__YOUR INSTRUCTIONS__: In the entries below, find every line with "Commerzbank" and copy it.

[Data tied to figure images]
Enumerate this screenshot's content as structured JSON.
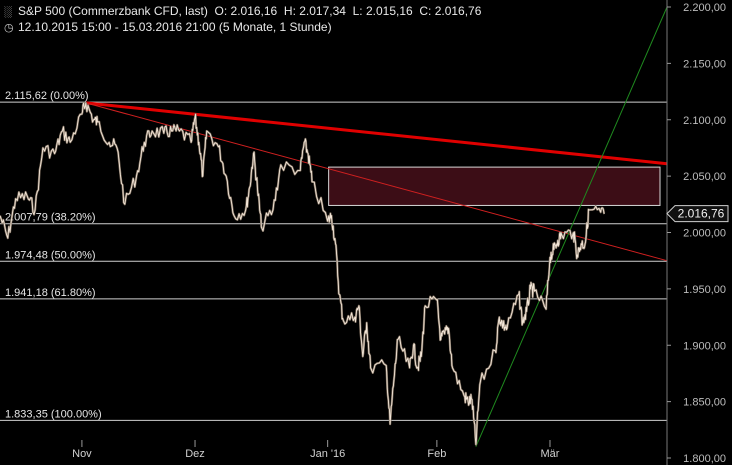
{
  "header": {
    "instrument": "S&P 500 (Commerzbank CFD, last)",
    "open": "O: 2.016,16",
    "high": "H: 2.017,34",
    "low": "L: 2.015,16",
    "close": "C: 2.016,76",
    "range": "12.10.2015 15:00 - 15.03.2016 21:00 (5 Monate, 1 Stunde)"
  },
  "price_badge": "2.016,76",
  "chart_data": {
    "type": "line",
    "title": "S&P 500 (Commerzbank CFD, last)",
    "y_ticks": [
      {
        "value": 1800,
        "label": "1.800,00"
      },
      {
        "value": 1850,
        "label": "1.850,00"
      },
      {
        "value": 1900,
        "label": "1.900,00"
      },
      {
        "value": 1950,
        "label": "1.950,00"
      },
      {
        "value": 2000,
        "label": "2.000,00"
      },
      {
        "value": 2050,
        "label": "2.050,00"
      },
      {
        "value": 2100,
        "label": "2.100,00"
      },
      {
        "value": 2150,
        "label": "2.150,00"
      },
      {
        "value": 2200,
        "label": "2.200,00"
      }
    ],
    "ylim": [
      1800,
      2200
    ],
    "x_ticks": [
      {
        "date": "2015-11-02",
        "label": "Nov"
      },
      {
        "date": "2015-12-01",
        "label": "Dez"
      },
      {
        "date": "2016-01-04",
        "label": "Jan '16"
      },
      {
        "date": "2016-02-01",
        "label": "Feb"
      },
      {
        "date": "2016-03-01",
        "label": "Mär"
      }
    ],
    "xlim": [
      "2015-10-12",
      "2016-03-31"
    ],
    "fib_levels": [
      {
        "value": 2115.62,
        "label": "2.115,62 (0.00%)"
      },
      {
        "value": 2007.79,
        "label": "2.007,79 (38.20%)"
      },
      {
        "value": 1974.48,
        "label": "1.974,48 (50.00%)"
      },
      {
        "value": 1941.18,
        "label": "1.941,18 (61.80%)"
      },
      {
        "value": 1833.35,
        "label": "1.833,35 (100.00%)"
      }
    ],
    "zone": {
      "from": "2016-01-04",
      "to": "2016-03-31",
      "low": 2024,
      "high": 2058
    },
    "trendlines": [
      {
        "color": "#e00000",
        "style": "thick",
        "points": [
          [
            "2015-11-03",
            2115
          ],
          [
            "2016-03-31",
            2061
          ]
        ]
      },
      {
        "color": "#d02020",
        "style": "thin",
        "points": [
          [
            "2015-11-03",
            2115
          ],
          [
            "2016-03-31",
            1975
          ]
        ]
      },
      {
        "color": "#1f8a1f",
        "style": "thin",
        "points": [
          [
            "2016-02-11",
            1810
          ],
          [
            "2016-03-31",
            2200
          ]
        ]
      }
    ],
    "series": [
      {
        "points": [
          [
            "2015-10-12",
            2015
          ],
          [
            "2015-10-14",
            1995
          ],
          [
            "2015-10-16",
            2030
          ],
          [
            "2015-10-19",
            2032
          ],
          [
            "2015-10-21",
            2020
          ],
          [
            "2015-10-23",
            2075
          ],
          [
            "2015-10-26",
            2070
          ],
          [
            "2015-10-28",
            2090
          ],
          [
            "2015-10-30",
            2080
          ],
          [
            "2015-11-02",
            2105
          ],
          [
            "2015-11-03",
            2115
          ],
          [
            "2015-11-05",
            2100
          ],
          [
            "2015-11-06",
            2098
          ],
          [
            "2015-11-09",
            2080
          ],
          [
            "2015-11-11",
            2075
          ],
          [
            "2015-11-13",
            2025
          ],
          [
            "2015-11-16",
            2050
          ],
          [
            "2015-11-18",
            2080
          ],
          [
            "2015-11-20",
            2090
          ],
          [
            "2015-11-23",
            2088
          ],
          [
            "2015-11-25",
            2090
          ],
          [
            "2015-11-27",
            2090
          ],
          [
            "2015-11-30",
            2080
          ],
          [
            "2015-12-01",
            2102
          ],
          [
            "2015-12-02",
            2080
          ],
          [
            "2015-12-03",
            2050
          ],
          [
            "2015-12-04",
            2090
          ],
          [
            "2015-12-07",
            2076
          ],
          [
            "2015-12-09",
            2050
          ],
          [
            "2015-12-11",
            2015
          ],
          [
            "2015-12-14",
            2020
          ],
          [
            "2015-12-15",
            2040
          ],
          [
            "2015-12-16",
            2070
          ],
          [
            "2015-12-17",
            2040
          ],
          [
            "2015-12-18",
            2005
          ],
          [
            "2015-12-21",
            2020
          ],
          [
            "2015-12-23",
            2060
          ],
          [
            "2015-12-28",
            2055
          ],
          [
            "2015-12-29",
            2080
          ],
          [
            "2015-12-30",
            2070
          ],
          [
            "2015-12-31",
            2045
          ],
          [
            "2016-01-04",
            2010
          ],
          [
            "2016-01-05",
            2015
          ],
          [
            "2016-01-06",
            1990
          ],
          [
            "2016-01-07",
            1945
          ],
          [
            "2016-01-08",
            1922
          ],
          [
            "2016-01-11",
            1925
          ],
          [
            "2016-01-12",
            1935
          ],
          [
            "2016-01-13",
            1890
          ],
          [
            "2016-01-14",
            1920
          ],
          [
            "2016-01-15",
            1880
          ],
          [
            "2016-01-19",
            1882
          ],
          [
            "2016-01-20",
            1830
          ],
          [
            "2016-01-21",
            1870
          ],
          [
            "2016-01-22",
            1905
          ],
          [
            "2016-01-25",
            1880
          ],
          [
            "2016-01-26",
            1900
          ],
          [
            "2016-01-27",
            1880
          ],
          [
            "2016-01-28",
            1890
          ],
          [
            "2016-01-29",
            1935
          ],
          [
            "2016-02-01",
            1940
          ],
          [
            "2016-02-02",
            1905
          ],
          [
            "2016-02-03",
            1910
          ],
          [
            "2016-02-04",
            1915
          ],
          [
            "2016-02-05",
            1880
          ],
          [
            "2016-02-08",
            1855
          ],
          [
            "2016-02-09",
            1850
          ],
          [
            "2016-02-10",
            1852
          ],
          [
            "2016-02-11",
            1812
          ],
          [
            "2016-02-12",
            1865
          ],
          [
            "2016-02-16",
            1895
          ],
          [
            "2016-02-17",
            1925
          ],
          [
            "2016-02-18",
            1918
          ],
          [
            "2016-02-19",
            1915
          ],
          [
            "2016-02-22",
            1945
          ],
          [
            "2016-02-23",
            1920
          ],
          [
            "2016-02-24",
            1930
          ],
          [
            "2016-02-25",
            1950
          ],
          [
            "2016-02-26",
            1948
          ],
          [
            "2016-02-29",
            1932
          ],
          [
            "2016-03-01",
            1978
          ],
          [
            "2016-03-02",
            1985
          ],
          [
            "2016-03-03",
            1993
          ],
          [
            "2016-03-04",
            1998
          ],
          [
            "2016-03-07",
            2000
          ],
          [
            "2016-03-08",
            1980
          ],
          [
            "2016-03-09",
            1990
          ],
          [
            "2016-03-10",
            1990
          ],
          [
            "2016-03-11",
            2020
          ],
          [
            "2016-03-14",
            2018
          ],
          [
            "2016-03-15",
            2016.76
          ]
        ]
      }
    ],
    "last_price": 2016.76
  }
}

__SOLUTION FOR THIS PROBLEM__:
    "instrument": "S&P 500 (Commerzbank CFD, last)",
    "title": "S&P 500 (Commerzbank CFD, last)",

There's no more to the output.